Dataset rows about figures:
• • • •

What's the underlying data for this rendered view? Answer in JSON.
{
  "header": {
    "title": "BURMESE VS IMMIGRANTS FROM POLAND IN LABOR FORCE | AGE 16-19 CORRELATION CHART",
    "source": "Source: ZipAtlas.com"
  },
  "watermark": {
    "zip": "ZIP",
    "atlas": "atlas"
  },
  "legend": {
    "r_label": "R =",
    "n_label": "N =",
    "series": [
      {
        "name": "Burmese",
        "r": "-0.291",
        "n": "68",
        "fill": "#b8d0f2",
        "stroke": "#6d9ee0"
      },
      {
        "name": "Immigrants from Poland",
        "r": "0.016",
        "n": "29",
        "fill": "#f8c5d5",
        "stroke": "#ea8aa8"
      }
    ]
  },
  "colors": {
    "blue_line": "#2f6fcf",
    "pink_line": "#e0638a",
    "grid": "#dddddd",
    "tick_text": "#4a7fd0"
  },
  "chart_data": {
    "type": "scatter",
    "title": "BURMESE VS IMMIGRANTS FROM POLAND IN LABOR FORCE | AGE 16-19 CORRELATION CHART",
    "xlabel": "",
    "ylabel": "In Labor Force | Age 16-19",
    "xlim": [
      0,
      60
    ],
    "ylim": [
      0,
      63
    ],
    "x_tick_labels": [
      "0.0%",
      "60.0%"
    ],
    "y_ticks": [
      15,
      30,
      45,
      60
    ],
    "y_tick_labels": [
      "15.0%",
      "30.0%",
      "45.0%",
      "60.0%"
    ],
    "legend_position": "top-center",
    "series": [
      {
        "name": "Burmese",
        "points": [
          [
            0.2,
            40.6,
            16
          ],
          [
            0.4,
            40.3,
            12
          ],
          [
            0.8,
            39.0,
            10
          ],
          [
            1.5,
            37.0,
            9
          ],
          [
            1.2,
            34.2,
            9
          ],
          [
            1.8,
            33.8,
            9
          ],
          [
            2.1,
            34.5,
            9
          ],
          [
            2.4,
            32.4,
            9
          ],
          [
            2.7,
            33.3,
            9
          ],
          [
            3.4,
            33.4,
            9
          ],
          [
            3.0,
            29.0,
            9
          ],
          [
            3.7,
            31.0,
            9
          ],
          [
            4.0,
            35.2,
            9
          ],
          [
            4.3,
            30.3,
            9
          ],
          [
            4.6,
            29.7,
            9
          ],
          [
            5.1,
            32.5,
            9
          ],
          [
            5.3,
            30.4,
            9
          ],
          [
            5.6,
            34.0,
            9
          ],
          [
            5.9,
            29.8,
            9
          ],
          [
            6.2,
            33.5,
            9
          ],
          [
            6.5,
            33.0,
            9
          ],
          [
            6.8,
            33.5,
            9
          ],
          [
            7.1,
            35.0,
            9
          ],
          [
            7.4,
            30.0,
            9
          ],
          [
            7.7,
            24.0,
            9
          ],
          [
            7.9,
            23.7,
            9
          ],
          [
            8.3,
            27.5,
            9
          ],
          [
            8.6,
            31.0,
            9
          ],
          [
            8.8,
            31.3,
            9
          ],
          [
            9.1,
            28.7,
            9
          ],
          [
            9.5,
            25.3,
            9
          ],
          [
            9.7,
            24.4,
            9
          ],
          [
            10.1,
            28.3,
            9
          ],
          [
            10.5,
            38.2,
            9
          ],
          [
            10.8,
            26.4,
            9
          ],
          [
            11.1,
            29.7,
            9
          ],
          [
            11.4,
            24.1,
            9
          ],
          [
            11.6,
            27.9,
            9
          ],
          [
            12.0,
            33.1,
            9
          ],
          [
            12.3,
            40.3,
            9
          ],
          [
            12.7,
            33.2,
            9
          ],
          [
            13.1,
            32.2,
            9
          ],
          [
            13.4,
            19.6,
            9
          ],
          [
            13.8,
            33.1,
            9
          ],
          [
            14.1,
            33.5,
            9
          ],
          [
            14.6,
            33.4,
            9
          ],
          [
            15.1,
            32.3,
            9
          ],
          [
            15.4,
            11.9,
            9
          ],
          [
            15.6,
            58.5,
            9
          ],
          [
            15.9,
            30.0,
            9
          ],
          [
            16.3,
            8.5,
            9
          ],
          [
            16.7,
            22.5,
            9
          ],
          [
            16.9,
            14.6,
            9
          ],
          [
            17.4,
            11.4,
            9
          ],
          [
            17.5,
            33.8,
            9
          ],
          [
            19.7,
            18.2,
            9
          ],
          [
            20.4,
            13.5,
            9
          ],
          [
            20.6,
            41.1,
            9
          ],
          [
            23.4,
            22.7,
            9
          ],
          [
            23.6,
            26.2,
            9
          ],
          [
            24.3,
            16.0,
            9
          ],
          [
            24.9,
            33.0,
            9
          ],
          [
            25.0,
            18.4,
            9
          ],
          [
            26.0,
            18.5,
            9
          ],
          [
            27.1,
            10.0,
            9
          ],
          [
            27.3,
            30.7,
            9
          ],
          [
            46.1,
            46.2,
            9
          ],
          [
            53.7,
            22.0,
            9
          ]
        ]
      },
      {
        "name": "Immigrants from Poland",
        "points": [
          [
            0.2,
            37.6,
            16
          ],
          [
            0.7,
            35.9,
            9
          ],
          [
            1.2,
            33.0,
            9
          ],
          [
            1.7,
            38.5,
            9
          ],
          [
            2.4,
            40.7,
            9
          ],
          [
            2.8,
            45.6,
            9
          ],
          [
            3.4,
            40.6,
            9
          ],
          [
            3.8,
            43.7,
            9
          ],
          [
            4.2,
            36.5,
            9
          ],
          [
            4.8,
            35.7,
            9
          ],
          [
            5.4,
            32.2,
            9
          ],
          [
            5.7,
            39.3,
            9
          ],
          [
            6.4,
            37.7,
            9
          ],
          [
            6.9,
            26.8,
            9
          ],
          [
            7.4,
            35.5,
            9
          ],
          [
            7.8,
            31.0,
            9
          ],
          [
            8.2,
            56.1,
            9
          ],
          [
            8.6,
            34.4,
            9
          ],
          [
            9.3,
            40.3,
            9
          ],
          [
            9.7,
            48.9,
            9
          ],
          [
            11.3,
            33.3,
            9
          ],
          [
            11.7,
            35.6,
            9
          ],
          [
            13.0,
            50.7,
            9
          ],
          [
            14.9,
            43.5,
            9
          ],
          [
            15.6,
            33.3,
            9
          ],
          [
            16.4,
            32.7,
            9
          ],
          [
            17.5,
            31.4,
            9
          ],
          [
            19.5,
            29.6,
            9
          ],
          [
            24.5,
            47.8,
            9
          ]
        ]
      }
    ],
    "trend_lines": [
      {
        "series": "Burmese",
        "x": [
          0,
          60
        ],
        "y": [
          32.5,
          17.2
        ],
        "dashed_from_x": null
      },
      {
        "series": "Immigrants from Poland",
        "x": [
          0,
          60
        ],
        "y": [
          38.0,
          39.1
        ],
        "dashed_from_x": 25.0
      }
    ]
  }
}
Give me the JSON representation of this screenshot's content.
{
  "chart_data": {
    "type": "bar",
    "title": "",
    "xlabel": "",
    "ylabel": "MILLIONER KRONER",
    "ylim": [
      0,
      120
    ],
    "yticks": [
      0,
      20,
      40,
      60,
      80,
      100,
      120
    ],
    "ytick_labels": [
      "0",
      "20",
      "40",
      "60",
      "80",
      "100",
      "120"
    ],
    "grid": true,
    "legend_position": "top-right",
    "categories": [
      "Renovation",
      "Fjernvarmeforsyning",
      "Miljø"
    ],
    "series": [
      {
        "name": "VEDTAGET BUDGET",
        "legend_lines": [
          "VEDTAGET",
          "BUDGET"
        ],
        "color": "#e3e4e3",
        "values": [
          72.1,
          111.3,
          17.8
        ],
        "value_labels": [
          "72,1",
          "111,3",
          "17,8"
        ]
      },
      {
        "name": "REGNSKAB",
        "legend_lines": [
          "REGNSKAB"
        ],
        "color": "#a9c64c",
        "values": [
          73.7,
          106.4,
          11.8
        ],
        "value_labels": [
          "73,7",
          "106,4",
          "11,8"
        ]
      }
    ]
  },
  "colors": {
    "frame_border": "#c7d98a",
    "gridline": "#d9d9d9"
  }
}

• • • •

◆ Aim of the task
Return exactly the lines from the one containing "Give me the" to the last line of the data, and nothing more.

◆ Solution to this task
Give me the JSON representation of this screenshot's content.
{
  "chart_data": {
    "type": "bar",
    "title": "",
    "xlabel": "",
    "ylabel": "MILLIONER KRONER",
    "ylim": [
      0,
      120
    ],
    "yticks": [
      0,
      20,
      40,
      60,
      80,
      100,
      120
    ],
    "ytick_labels": [
      "0",
      "20",
      "40",
      "60",
      "80",
      "100",
      "120"
    ],
    "grid": true,
    "legend_position": "top-right",
    "categories": [
      "Renovation",
      "Fjernvarmeforsyning",
      "Miljø"
    ],
    "series": [
      {
        "name": "VEDTAGET BUDGET",
        "legend_lines": [
          "VEDTAGET",
          "BUDGET"
        ],
        "color": "#e3e4e3",
        "values": [
          72.1,
          111.3,
          17.8
        ],
        "value_labels": [
          "72,1",
          "111,3",
          "17,8"
        ]
      },
      {
        "name": "REGNSKAB",
        "legend_lines": [
          "REGNSKAB"
        ],
        "color": "#a9c64c",
        "values": [
          73.7,
          106.4,
          11.8
        ],
        "value_labels": [
          "73,7",
          "106,4",
          "11,8"
        ]
      }
    ]
  },
  "colors": {
    "frame_border": "#c7d98a",
    "gridline": "#d9d9d9"
  }
}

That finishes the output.